> **Exercise details**
Format every line of the entries below as a Markdown table with the columns "Row" and "Line": put a running row number in "Row" and the line itself in "Line", and skip blank lines. Leave the pictures out of the table.

(Spatial layout data)
-------
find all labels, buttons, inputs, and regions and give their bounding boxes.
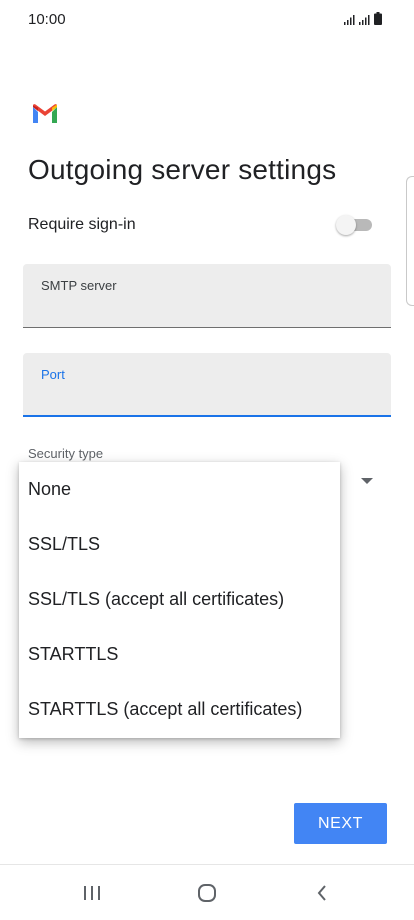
menu-item-starttls[interactable]: STARTTLS xyxy=(19,627,340,682)
menu-item-starttls-accept-all[interactable]: STARTTLS (accept all certificates) xyxy=(19,682,340,737)
smtp-server-field[interactable]: SMTP server xyxy=(23,264,391,328)
menu-item-ssl-tls-accept-all[interactable]: SSL/TLS (accept all certificates) xyxy=(19,572,340,627)
smtp-server-input[interactable] xyxy=(41,298,371,320)
toggle-thumb xyxy=(336,215,356,235)
require-signin-row: Require sign-in xyxy=(28,210,380,240)
port-label: Port xyxy=(41,367,65,382)
smtp-server-label: SMTP server xyxy=(41,278,117,293)
menu-item-none[interactable]: None xyxy=(19,462,340,517)
port-input[interactable] xyxy=(41,387,371,409)
edge-panel-handle[interactable] xyxy=(406,176,414,306)
next-button[interactable]: NEXT xyxy=(294,803,387,844)
system-nav-bar xyxy=(0,865,414,920)
security-type-label: Security type xyxy=(28,446,104,461)
battery-icon xyxy=(374,12,382,25)
page-title: Outgoing server settings xyxy=(28,154,337,185)
status-icons xyxy=(344,12,382,25)
menu-item-ssl-tls[interactable]: SSL/TLS xyxy=(19,517,340,572)
recents-button[interactable] xyxy=(72,877,112,909)
signal-icon xyxy=(344,15,355,25)
status-bar: 10:00 xyxy=(0,0,414,40)
recents-icon xyxy=(84,886,100,900)
require-signin-label: Require sign-in xyxy=(28,216,136,233)
port-field[interactable]: Port xyxy=(23,353,391,417)
back-button[interactable] xyxy=(302,877,342,909)
status-time: 10:00 xyxy=(28,11,66,28)
gmail-logo-icon xyxy=(33,104,57,123)
home-icon xyxy=(198,884,216,902)
back-icon xyxy=(317,885,326,901)
home-button[interactable] xyxy=(187,877,227,909)
signal-icon xyxy=(359,15,370,25)
require-signin-toggle[interactable] xyxy=(336,215,374,235)
dropdown-arrow-icon[interactable] xyxy=(361,478,373,484)
security-type-menu: None SSL/TLS SSL/TLS (accept all certifi… xyxy=(19,462,340,738)
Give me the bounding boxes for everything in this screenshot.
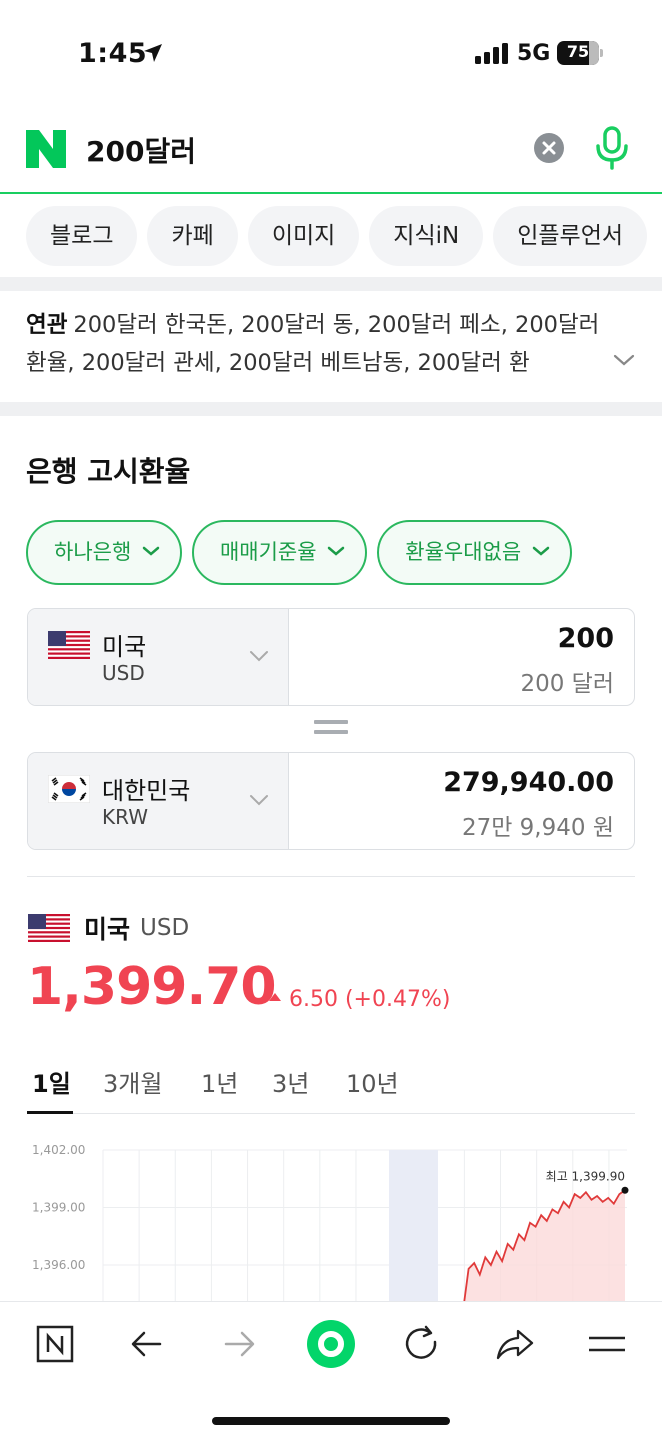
bank-label: 하나은행 [54, 540, 132, 564]
chevron-down-icon [250, 651, 268, 662]
from-currency-box: 미국 USD 200 200 달러 [27, 608, 635, 706]
chart-area-fill [463, 1190, 625, 1302]
tab-1year[interactable]: 1년 [201, 1064, 238, 1099]
search-bar: 200달러 [0, 108, 662, 194]
us-flag-icon [28, 914, 70, 942]
preference-label: 환율우대없음 [405, 540, 522, 564]
tab-10years[interactable]: 10년 [346, 1064, 399, 1099]
tab-cafe[interactable]: 카페 [147, 206, 238, 266]
home-indicator [212, 1417, 450, 1425]
clear-search-button[interactable] [534, 133, 564, 163]
rate-code: USD [140, 915, 190, 941]
close-icon [542, 141, 556, 155]
exchange-rate-chart: 1,402.00 1,399.00 1,396.00 최고 1,399.90 [32, 1143, 629, 1302]
forward-icon[interactable] [219, 1324, 259, 1364]
tab-blog[interactable]: 블로그 [26, 206, 138, 266]
equals-icon [314, 720, 348, 736]
rate-type-label: 매매기준율 [219, 540, 317, 564]
microphone-icon[interactable] [594, 126, 630, 170]
max-point-marker [621, 1186, 629, 1194]
y-tick-label: 1,399.00 [32, 1201, 85, 1215]
green-dot-icon[interactable] [306, 1319, 356, 1369]
expand-chevron-icon[interactable] [612, 352, 636, 368]
rate-change-text: 6.50 (+0.47%) [289, 987, 451, 1012]
chevron-down-icon [142, 546, 160, 556]
tab-1day[interactable]: 1일 [32, 1064, 71, 1099]
share-icon[interactable] [495, 1324, 535, 1364]
section-separator [0, 402, 662, 416]
related-searches[interactable]: 연관 200달러 한국돈, 200달러 동, 200달러 페소, 200달러 환율… [26, 306, 606, 382]
tab-kin[interactable]: 지식iN [369, 206, 484, 266]
from-currency-select[interactable]: 미국 USD [28, 609, 289, 705]
naver-logo-icon[interactable] [26, 130, 66, 168]
active-tab-indicator [27, 1111, 73, 1114]
related-terms[interactable]: 200달러 한국돈, 200달러 동, 200달러 페소, 200달러 환율, … [26, 312, 599, 376]
chevron-down-icon [250, 795, 268, 806]
back-icon[interactable] [127, 1324, 167, 1364]
signal-icon [475, 43, 508, 64]
related-label: 연관 [26, 312, 68, 338]
us-flag-icon [48, 631, 90, 659]
browser-toolbar [0, 1301, 662, 1440]
to-code: KRW [102, 805, 148, 829]
to-country: 대한민국 [102, 777, 191, 805]
search-input[interactable]: 200달러 [86, 130, 196, 170]
tab-3years[interactable]: 3년 [272, 1064, 309, 1099]
battery-level: 75 [566, 42, 590, 61]
section-title: 은행 고시환율 [26, 455, 191, 488]
status-time: 1:45 [78, 38, 148, 69]
network-type: 5G [517, 41, 551, 66]
tab-influencer[interactable]: 인플루언서 [493, 206, 648, 266]
period-tabs: 1일 3개월 1년 3년 10년 [27, 1060, 635, 1114]
filter-pills: 하나은행 매매기준율 환율우대없음 [26, 520, 572, 585]
rate-country: 미국 [84, 915, 131, 944]
from-country: 미국 [102, 633, 147, 661]
y-tick-label: 1,396.00 [32, 1258, 85, 1272]
bank-select-button[interactable]: 하나은행 [26, 520, 182, 585]
section-separator [0, 277, 662, 291]
from-amount-text: 200 달러 [520, 671, 614, 697]
to-amount-value[interactable]: 279,940.00 [443, 767, 614, 798]
preference-select-button[interactable]: 환율우대없음 [377, 520, 572, 585]
chevron-down-icon [532, 546, 550, 556]
rate-header: 미국 USD [28, 910, 189, 946]
chevron-down-icon [328, 546, 345, 556]
refresh-icon[interactable] [402, 1324, 442, 1364]
divider [27, 876, 635, 877]
rate-type-select-button[interactable]: 매매기준율 [191, 520, 368, 585]
search-category-tabs: 블로그 카페 이미지 지식iN 인플루언서 [26, 206, 648, 266]
menu-icon[interactable] [587, 1324, 627, 1364]
tab-3months[interactable]: 3개월 [103, 1064, 162, 1099]
status-bar: 1:45 5G 75 [0, 0, 662, 108]
korea-flag-icon [48, 775, 90, 803]
to-currency-box: 대한민국 KRW 279,940.00 27만 9,940 원 [27, 752, 635, 850]
home-icon[interactable] [35, 1324, 75, 1364]
location-arrow-icon [144, 44, 162, 62]
rate-change: 6.50 (+0.47%) [268, 987, 450, 1012]
market-closed-band [389, 1150, 438, 1302]
y-tick-label: 1,402.00 [32, 1143, 85, 1157]
tab-image[interactable]: 이미지 [247, 206, 360, 266]
up-triangle-icon [269, 993, 281, 1001]
to-amount-text: 27만 9,940 원 [461, 815, 614, 841]
max-point-label: 최고 1,399.90 [546, 1169, 625, 1183]
to-currency-select[interactable]: 대한민국 KRW [28, 753, 289, 849]
from-amount-input[interactable]: 200 [558, 623, 614, 654]
exchange-rate-value: 1,399.70 [27, 957, 277, 1017]
battery-icon: 75 [557, 41, 603, 65]
from-code: USD [102, 661, 145, 685]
-------
> **Solution to this problem**
| Row | Line |
|---|---|
| 1 | find all labels, buttons, inputs, and regions and give their bounding boxes. |
| 2 | menu-item-starttls[interactable]: STARTTLS xyxy=(19,627,340,682) |
| 3 | menu-item-starttls-accept-all[interactable]: STARTTLS (accept all certificates) xyxy=(19,682,340,737) |
| 4 | smtp-server-field[interactable]: SMTP server xyxy=(23,264,391,328) |
| 5 | menu-item-ssl-tls-accept-all[interactable]: SSL/TLS (accept all certificates) xyxy=(19,572,340,627) |
| 6 | smtp-server-input[interactable] xyxy=(41,298,371,320) |
| 7 | toggle-thumb xyxy=(336,215,356,235) |
| 8 | require-signin-row: Require sign-in xyxy=(28,210,380,240) |
| 9 | port-label: Port xyxy=(41,367,65,382) |
| 10 | smtp-server-label: SMTP server xyxy=(41,278,117,293) |
| 11 | menu-item-none[interactable]: None xyxy=(19,462,340,517) |
| 12 | port-input[interactable] xyxy=(41,387,371,409) |
| 13 | edge-panel-handle[interactable] xyxy=(406,176,414,306) |
| 14 | next-button[interactable]: NEXT xyxy=(294,803,387,844) |
| 15 | system-nav-bar xyxy=(0,865,414,920) |
| 16 | security-type-label: Security type xyxy=(28,446,104,461) |
| 17 | battery-icon xyxy=(374,12,382,25) |
| 18 | page-title: Outgoing server settings xyxy=(28,154,337,185) |
| 19 | status-icons xyxy=(344,12,382,25) |
| 20 | menu-item-ssl-tls[interactable]: SSL/TLS xyxy=(19,517,340,572) |
| 21 | recents-button[interactable] xyxy=(72,877,112,909) |
| 22 | signal-icon xyxy=(344,15,355,25) |
| 23 | status-bar: 10:00 xyxy=(0,0,414,40) |
| 24 | recents-icon xyxy=(84,886,100,900) |
| 25 | require-signin-label: Require sign-in xyxy=(28,216,136,233) |
| 26 | port-field[interactable]: Port xyxy=(23,353,391,417) |
| 27 | back-button[interactable] xyxy=(302,877,342,909) |
| 28 | status-time: 10:00 xyxy=(28,11,66,28) |
| 29 | gmail-logo-icon xyxy=(33,104,57,123) |
| 30 | home-icon xyxy=(198,884,216,902) |
| 31 | back-icon xyxy=(317,885,326,901) |
| 32 | home-button[interactable] xyxy=(187,877,227,909) |
| 33 | signal-icon xyxy=(359,15,370,25) |
| 34 | require-signin-toggle[interactable] xyxy=(336,215,374,235) |
| 35 | dropdown-arrow-icon[interactable] xyxy=(361,478,373,484) |
| 36 | security-type-menu: None SSL/TLS SSL/TLS (accept all certifi… xyxy=(19,462,340,738) |
| 37 | Give me the bounding boxes for everything in this screenshot. |
| 38 | bank-label: 하나은행 [54, 540, 132, 564] |
| 39 | chevron-down-icon [250, 651, 268, 662] |
| 40 | from-currency-box: 미국 USD 200 200 달러 [27, 608, 635, 706] |
| 41 | chart-area-fill [463, 1190, 625, 1302] |
| 42 | tab-1year[interactable]: 1년 [201, 1064, 238, 1099] |
| 43 | search-bar: 200달러 [0, 108, 662, 194] |
| 44 | us-flag-icon [28, 914, 70, 942] |
| 45 | preference-label: 환율우대없음 [405, 540, 522, 564] |
| 46 | tab-10years[interactable]: 10년 [346, 1064, 399, 1099] |
| 47 | tab-cafe[interactable]: 카페 [147, 206, 238, 266] |
| 48 | home-indicator [212, 1417, 450, 1425] |
| 49 | clear-search-button[interactable] [534, 133, 564, 163] |
| 50 | rate-code: USD [140, 915, 190, 941] |
| 51 | close-icon [542, 141, 556, 155] |
| 52 | exchange-rate-chart: 1,402.00 1,399.00 1,396.00 최고 1,399.90 [32, 1143, 629, 1302] |
| 53 | forward-icon[interactable] [219, 1324, 259, 1364] |
| 54 | tab-blog[interactable]: 블로그 [26, 206, 138, 266] |
| 55 | equals-icon [314, 720, 348, 736] |
| 56 | rate-type-label: 매매기준율 [219, 540, 317, 564] |
| 57 | microphone-icon[interactable] [594, 126, 630, 170] |
| 58 | max-point-marker [621, 1186, 629, 1194] |
| 59 | y-tick-label: 1,399.00 [32, 1201, 85, 1215] |
| 60 | green-dot-icon[interactable] [306, 1319, 356, 1369] |
| 61 | expand-chevron-icon[interactable] [612, 352, 636, 368] |
| 62 | rate-change-text: 6.50 (+0.47%) [289, 987, 451, 1012] |
| 63 | chevron-down-icon [142, 546, 160, 556] |
| 64 | tab-1day[interactable]: 1일 [32, 1064, 71, 1099] |
| 65 | share-icon[interactable] [495, 1324, 535, 1364] |
| 66 | section-separator [0, 402, 662, 416] |
| 67 | related-searches[interactable]: 연관 200달러 한국돈, 200달러 동, 200달러 페소, 200달러 환율… [26, 306, 606, 382] |
| 68 | tab-kin[interactable]: 지식iN [369, 206, 484, 266] |
| 69 | from-currency-select[interactable]: 미국 USD [28, 609, 289, 705] |
| 70 | naver-logo-icon[interactable] [26, 130, 66, 168] |
| 71 | active-tab-indicator [27, 1111, 73, 1114] |
| 72 | related-terms[interactable]: 200달러 한국돈, 200달러 동, 200달러 페소, 200달러 환율, … [26, 312, 599, 376] |
| 73 | chevron-down-icon [250, 795, 268, 806] |
| 74 | back-icon[interactable] [127, 1324, 167, 1364] |
| 75 | signal-icon [475, 43, 508, 64] |
| 76 | related-label: 연관 [26, 312, 68, 338] |
| 77 | us-flag-icon [48, 631, 90, 659] |
| 78 | browser-toolbar [0, 1301, 662, 1440] |
| 79 | to-code: KRW [102, 805, 148, 829] |
| 80 | to-country: 대한민국 [102, 777, 191, 805] |
| 81 | search-input[interactable]: 200달러 [86, 130, 196, 170] |
| 82 | tab-3years[interactable]: 3년 [272, 1064, 309, 1099] |
| 83 | battery-level: 75 [566, 42, 590, 61] |
| 84 | section-title: 은행 고시환율 [26, 455, 191, 488] |
| 85 | status-time: 1:45 [78, 38, 148, 69] |
| 86 | network-type: 5G [517, 41, 551, 66] |
| 87 | tab-influencer[interactable]: 인플루언서 [493, 206, 648, 266] |
| 88 | period-tabs: 1일 3개월 1년 3년 10년 [27, 1060, 635, 1114] |
| 89 | filter-pills: 하나은행 매매기준율 환율우대없음 [26, 520, 572, 585] |
| 90 | rate-country: 미국 [84, 915, 131, 944] |
| 91 | from-country: 미국 [102, 633, 147, 661] |
| 92 | y-tick-label: 1,396.00 [32, 1258, 85, 1272] |
| 93 | bank-select-button[interactable]: 하나은행 [26, 520, 182, 585] |
| 94 | section-separator [0, 277, 662, 291] |
| 95 | from-amount-text: 200 달러 [520, 671, 614, 697] |
| 96 | to-amount-value[interactable]: 279,940.00 [443, 767, 614, 798] |
| 97 | preference-select-button[interactable]: 환율우대없음 [377, 520, 572, 585] |
| 98 | chevron-down-icon [532, 546, 550, 556] |
| 99 | rate-header: 미국 USD [28, 910, 189, 946] |
| 100 | chevron-down-icon [328, 546, 345, 556] |
| 101 | refresh-icon[interactable] [402, 1324, 442, 1364] |
| 102 | divider [27, 876, 635, 877] |
| 103 | rate-type-select-button[interactable]: 매매기준율 [191, 520, 368, 585] |
| 104 | search-category-tabs: 블로그 카페 이미지 지식iN 인플루언서 [26, 206, 648, 266] |
| 105 | menu-icon[interactable] [587, 1324, 627, 1364] |
| 106 | tab-3months[interactable]: 3개월 [103, 1064, 162, 1099] |
| 107 | status-bar: 1:45 5G 75 [0, 0, 662, 108] |
| 108 | korea-flag-icon [48, 775, 90, 803] |
| 109 | to-currency-box: 대한민국 KRW 279,940.00 27만 9,940 원 [27, 752, 635, 850] |
| 110 | home-icon[interactable] [35, 1324, 75, 1364] |
| 111 | location-arrow-icon [144, 44, 162, 62] |
| 112 | rate-change: 6.50 (+0.47%) [268, 987, 450, 1012] |
| 113 | market-closed-band [389, 1150, 438, 1302] |
| 114 | y-tick-label: 1,402.00 [32, 1143, 85, 1157] |
| 115 | tab-image[interactable]: 이미지 [247, 206, 360, 266] |
| 116 | up-triangle-icon [269, 993, 281, 1001] |
| 117 | to-amount-text: 27만 9,940 원 [461, 815, 614, 841] |
| 118 | max-point-label: 최고 1,399.90 [546, 1169, 625, 1183] |
| 119 | to-currency-select[interactable]: 대한민국 KRW [28, 753, 289, 849] |
| 120 | from-amount-input[interactable]: 200 [558, 623, 614, 654] |
| 121 | exchange-rate-value: 1,399.70 [27, 957, 277, 1017] |
| 122 | battery-icon: 75 [557, 41, 603, 65] |
| 123 | from-code: USD [102, 661, 145, 685] |